TASK REQUIREMENTS. Lines that contain "Municipality" are to be counted; give only their number.

-----

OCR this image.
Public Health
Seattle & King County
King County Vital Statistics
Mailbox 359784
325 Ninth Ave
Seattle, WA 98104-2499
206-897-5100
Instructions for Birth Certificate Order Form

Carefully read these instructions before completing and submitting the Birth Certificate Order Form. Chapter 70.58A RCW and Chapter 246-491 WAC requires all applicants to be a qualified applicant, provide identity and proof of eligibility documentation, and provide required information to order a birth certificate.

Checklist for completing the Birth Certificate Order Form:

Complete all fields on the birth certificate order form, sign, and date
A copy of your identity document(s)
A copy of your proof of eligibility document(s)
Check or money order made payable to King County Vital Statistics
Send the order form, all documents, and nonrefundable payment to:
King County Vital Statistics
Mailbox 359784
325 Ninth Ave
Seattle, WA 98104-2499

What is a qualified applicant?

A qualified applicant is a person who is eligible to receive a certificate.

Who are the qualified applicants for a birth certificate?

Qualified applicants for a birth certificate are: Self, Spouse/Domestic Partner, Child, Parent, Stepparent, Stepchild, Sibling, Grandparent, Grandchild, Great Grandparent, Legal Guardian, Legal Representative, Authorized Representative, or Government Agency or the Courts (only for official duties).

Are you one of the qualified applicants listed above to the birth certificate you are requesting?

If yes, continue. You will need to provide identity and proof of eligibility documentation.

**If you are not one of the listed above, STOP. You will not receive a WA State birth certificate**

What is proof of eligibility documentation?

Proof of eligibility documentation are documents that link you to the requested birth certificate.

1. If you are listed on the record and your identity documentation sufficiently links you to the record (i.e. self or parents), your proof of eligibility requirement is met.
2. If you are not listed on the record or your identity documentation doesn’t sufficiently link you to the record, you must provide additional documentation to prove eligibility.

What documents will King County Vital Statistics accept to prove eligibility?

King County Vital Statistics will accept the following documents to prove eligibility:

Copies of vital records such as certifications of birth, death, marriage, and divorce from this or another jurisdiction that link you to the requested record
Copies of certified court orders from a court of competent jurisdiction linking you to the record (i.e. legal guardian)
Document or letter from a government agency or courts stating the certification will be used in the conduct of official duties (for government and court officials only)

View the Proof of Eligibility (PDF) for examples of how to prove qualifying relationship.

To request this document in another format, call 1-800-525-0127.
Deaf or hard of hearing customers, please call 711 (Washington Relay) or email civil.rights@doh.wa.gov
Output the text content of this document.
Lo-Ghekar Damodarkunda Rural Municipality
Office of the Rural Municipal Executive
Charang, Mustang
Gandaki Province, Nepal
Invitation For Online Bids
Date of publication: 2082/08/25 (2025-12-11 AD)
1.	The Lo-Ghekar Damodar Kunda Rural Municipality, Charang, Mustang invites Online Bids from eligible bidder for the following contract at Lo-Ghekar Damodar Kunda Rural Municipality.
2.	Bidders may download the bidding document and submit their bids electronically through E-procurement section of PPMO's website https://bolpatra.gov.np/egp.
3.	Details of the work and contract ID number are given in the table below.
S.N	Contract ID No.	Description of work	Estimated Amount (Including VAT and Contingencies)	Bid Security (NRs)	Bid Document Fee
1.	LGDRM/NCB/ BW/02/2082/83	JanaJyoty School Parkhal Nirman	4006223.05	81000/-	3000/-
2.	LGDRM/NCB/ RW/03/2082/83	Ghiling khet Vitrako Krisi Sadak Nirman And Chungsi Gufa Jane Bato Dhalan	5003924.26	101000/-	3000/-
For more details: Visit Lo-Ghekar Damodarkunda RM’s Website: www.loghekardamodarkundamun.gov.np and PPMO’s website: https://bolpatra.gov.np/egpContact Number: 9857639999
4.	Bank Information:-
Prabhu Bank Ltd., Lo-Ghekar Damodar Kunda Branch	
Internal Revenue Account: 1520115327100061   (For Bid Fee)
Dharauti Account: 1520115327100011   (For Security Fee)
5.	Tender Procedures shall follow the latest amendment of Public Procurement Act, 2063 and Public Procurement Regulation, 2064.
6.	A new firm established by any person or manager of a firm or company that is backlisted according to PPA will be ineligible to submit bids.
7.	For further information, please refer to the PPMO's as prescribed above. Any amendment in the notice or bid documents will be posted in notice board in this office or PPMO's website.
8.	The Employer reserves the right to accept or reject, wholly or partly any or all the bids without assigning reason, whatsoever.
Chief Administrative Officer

-----

EXPECTED ANSWER. 2